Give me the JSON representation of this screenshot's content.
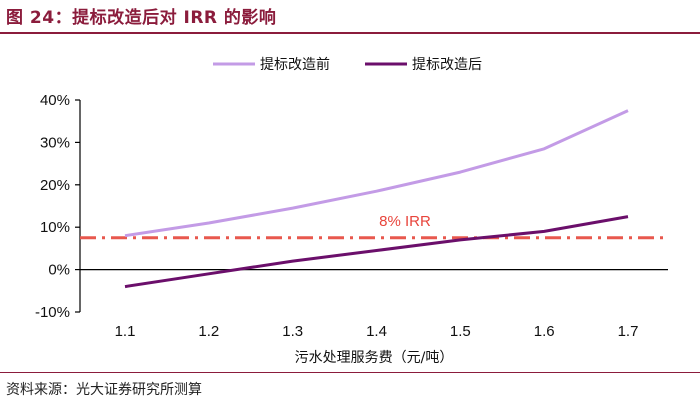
{
  "figure": {
    "title": "图 24：提标改造后对 IRR 的影响",
    "source": "资料来源：光大证券研究所测算"
  },
  "colors": {
    "title": "#8B1C3C",
    "before": "#C39BE6",
    "after": "#6B0F6B",
    "reference": "#E8584E"
  },
  "chart_data": {
    "type": "line",
    "title": "",
    "xlabel": "污水处理服务费（元/吨）",
    "ylabel": "",
    "x": [
      1.1,
      1.2,
      1.3,
      1.4,
      1.5,
      1.6,
      1.7
    ],
    "x_tick_labels": [
      "1.1",
      "1.2",
      "1.3",
      "1.4",
      "1.5",
      "1.6",
      "1.7"
    ],
    "ylim": [
      -10,
      40
    ],
    "y_ticks": [
      -10,
      0,
      10,
      20,
      30,
      40
    ],
    "y_tick_labels": [
      "-10%",
      "0%",
      "10%",
      "20%",
      "30%",
      "40%"
    ],
    "series": [
      {
        "name": "提标改造前",
        "values": [
          8,
          11,
          14.5,
          18.5,
          23,
          28.5,
          34,
          37.5
        ],
        "x": [
          1.1,
          1.2,
          1.3,
          1.4,
          1.5,
          1.6,
          1.7,
          1.7
        ],
        "color": "#C39BE6"
      },
      {
        "name": "提标改造后",
        "values": [
          -4,
          -1,
          2,
          4.5,
          7,
          9,
          12.5
        ],
        "x": [
          1.1,
          1.2,
          1.3,
          1.4,
          1.5,
          1.6,
          1.7
        ],
        "color": "#6B0F6B"
      }
    ],
    "reference_line": {
      "label": "8% IRR",
      "value": 7.5,
      "style": "dash-dot"
    },
    "legend_position": "top-center",
    "grid": false
  }
}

________________________

▶ _REQUIREMENT_:
Write out each line again precisely as it appears, skipping every picture.

▶ _EXERCISE SOLUTION_:
Give me the JSON representation of this screenshot's content.
{
  "figure": {
    "title": "图 24：提标改造后对 IRR 的影响",
    "source": "资料来源：光大证券研究所测算"
  },
  "colors": {
    "title": "#8B1C3C",
    "before": "#C39BE6",
    "after": "#6B0F6B",
    "reference": "#E8584E"
  },
  "chart_data": {
    "type": "line",
    "title": "",
    "xlabel": "污水处理服务费（元/吨）",
    "ylabel": "",
    "x": [
      1.1,
      1.2,
      1.3,
      1.4,
      1.5,
      1.6,
      1.7
    ],
    "x_tick_labels": [
      "1.1",
      "1.2",
      "1.3",
      "1.4",
      "1.5",
      "1.6",
      "1.7"
    ],
    "ylim": [
      -10,
      40
    ],
    "y_ticks": [
      -10,
      0,
      10,
      20,
      30,
      40
    ],
    "y_tick_labels": [
      "-10%",
      "0%",
      "10%",
      "20%",
      "30%",
      "40%"
    ],
    "series": [
      {
        "name": "提标改造前",
        "values": [
          8,
          11,
          14.5,
          18.5,
          23,
          28.5,
          34,
          37.5
        ],
        "x": [
          1.1,
          1.2,
          1.3,
          1.4,
          1.5,
          1.6,
          1.7,
          1.7
        ],
        "color": "#C39BE6"
      },
      {
        "name": "提标改造后",
        "values": [
          -4,
          -1,
          2,
          4.5,
          7,
          9,
          12.5
        ],
        "x": [
          1.1,
          1.2,
          1.3,
          1.4,
          1.5,
          1.6,
          1.7
        ],
        "color": "#6B0F6B"
      }
    ],
    "reference_line": {
      "label": "8% IRR",
      "value": 7.5,
      "style": "dash-dot"
    },
    "legend_position": "top-center",
    "grid": false
  }
}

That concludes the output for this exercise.